Data entries |

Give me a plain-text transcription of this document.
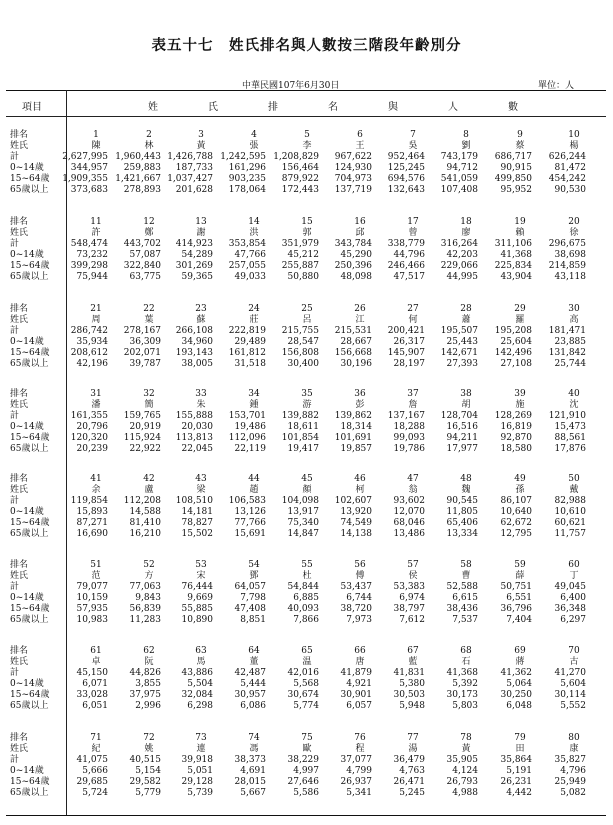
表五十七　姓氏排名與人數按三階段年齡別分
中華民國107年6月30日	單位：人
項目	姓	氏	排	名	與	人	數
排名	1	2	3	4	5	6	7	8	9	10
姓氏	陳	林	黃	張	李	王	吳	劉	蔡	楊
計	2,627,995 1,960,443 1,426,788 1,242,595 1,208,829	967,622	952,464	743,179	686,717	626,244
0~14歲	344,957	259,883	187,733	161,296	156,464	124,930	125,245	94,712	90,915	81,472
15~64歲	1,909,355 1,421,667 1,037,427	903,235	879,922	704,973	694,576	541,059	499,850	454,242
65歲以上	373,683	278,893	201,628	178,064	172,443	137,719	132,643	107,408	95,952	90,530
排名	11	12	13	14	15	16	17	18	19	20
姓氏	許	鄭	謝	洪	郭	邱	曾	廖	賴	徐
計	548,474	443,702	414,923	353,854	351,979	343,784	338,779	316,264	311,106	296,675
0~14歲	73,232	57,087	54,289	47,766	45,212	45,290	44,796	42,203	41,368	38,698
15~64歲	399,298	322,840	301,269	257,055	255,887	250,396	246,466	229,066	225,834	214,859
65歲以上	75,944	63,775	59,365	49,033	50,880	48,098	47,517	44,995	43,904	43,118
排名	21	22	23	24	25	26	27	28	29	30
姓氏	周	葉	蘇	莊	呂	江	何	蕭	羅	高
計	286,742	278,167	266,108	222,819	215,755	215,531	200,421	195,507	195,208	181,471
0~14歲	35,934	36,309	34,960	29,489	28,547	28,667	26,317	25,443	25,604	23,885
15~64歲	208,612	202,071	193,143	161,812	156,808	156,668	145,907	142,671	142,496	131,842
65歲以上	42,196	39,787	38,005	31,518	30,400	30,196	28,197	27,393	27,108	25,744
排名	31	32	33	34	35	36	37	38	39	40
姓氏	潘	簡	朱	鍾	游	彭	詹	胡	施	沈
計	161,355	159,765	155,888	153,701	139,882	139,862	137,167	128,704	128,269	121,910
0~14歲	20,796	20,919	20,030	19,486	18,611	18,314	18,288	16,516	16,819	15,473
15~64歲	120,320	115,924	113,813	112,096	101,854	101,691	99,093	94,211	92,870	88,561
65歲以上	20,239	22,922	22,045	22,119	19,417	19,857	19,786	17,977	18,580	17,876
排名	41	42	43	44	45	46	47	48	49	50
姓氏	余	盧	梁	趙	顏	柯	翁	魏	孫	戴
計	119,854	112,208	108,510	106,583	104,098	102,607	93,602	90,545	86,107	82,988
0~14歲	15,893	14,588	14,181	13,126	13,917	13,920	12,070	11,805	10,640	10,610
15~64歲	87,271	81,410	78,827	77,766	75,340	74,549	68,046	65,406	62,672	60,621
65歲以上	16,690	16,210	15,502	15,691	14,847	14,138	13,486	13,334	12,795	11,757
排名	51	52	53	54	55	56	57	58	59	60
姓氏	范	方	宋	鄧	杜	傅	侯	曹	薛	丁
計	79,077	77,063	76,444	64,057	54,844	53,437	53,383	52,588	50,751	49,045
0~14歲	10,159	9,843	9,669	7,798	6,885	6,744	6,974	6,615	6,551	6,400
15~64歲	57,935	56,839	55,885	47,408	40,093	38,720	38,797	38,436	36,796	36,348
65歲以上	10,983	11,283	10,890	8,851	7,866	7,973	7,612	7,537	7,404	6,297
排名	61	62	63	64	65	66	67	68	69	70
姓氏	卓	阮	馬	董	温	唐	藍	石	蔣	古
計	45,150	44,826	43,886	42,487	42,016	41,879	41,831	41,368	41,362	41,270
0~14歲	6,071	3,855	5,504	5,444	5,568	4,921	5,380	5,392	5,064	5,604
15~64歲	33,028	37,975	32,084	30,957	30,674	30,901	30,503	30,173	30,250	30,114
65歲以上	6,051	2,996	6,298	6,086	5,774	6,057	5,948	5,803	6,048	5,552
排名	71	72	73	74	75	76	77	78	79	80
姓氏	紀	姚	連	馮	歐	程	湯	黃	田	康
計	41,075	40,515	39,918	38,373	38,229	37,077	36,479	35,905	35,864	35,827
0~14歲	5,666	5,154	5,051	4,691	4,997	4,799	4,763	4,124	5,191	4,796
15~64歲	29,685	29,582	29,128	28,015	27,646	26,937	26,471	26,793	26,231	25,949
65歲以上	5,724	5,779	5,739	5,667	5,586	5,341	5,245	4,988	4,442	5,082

Task prompt | Write the material out again exactly as it appears, dropping the pictures.

Result of this exercise |
Give me a plain-text transcription of this document.
表五十七　姓氏排名與人數按三階段年齡別分
中華民國107年6月30日	單位：人
項目	姓	氏	排	名	與	人	數
排名	1	2	3	4	5	6	7	8	9	10
姓氏	陳	林	黃	張	李	王	吳	劉	蔡	楊
計	2,627,995 1,960,443 1,426,788 1,242,595 1,208,829	967,622	952,464	743,179	686,717	626,244
0~14歲	344,957	259,883	187,733	161,296	156,464	124,930	125,245	94,712	90,915	81,472
15~64歲	1,909,355 1,421,667 1,037,427	903,235	879,922	704,973	694,576	541,059	499,850	454,242
65歲以上	373,683	278,893	201,628	178,064	172,443	137,719	132,643	107,408	95,952	90,530
排名	11	12	13	14	15	16	17	18	19	20
姓氏	許	鄭	謝	洪	郭	邱	曾	廖	賴	徐
計	548,474	443,702	414,923	353,854	351,979	343,784	338,779	316,264	311,106	296,675
0~14歲	73,232	57,087	54,289	47,766	45,212	45,290	44,796	42,203	41,368	38,698
15~64歲	399,298	322,840	301,269	257,055	255,887	250,396	246,466	229,066	225,834	214,859
65歲以上	75,944	63,775	59,365	49,033	50,880	48,098	47,517	44,995	43,904	43,118
排名	21	22	23	24	25	26	27	28	29	30
姓氏	周	葉	蘇	莊	呂	江	何	蕭	羅	高
計	286,742	278,167	266,108	222,819	215,755	215,531	200,421	195,507	195,208	181,471
0~14歲	35,934	36,309	34,960	29,489	28,547	28,667	26,317	25,443	25,604	23,885
15~64歲	208,612	202,071	193,143	161,812	156,808	156,668	145,907	142,671	142,496	131,842
65歲以上	42,196	39,787	38,005	31,518	30,400	30,196	28,197	27,393	27,108	25,744
排名	31	32	33	34	35	36	37	38	39	40
姓氏	潘	簡	朱	鍾	游	彭	詹	胡	施	沈
計	161,355	159,765	155,888	153,701	139,882	139,862	137,167	128,704	128,269	121,910
0~14歲	20,796	20,919	20,030	19,486	18,611	18,314	18,288	16,516	16,819	15,473
15~64歲	120,320	115,924	113,813	112,096	101,854	101,691	99,093	94,211	92,870	88,561
65歲以上	20,239	22,922	22,045	22,119	19,417	19,857	19,786	17,977	18,580	17,876
排名	41	42	43	44	45	46	47	48	49	50
姓氏	余	盧	梁	趙	顏	柯	翁	魏	孫	戴
計	119,854	112,208	108,510	106,583	104,098	102,607	93,602	90,545	86,107	82,988
0~14歲	15,893	14,588	14,181	13,126	13,917	13,920	12,070	11,805	10,640	10,610
15~64歲	87,271	81,410	78,827	77,766	75,340	74,549	68,046	65,406	62,672	60,621
65歲以上	16,690	16,210	15,502	15,691	14,847	14,138	13,486	13,334	12,795	11,757
排名	51	52	53	54	55	56	57	58	59	60
姓氏	范	方	宋	鄧	杜	傅	侯	曹	薛	丁
計	79,077	77,063	76,444	64,057	54,844	53,437	53,383	52,588	50,751	49,045
0~14歲	10,159	9,843	9,669	7,798	6,885	6,744	6,974	6,615	6,551	6,400
15~64歲	57,935	56,839	55,885	47,408	40,093	38,720	38,797	38,436	36,796	36,348
65歲以上	10,983	11,283	10,890	8,851	7,866	7,973	7,612	7,537	7,404	6,297
排名	61	62	63	64	65	66	67	68	69	70
姓氏	卓	阮	馬	董	温	唐	藍	石	蔣	古
計	45,150	44,826	43,886	42,487	42,016	41,879	41,831	41,368	41,362	41,270
0~14歲	6,071	3,855	5,504	5,444	5,568	4,921	5,380	5,392	5,064	5,604
15~64歲	33,028	37,975	32,084	30,957	30,674	30,901	30,503	30,173	30,250	30,114
65歲以上	6,051	2,996	6,298	6,086	5,774	6,057	5,948	5,803	6,048	5,552
排名	71	72	73	74	75	76	77	78	79	80
姓氏	紀	姚	連	馮	歐	程	湯	黃	田	康
計	41,075	40,515	39,918	38,373	38,229	37,077	36,479	35,905	35,864	35,827
0~14歲	5,666	5,154	5,051	4,691	4,997	4,799	4,763	4,124	5,191	4,796
15~64歲	29,685	29,582	29,128	28,015	27,646	26,937	26,471	26,793	26,231	25,949
65歲以上	5,724	5,779	5,739	5,667	5,586	5,341	5,245	4,988	4,442	5,082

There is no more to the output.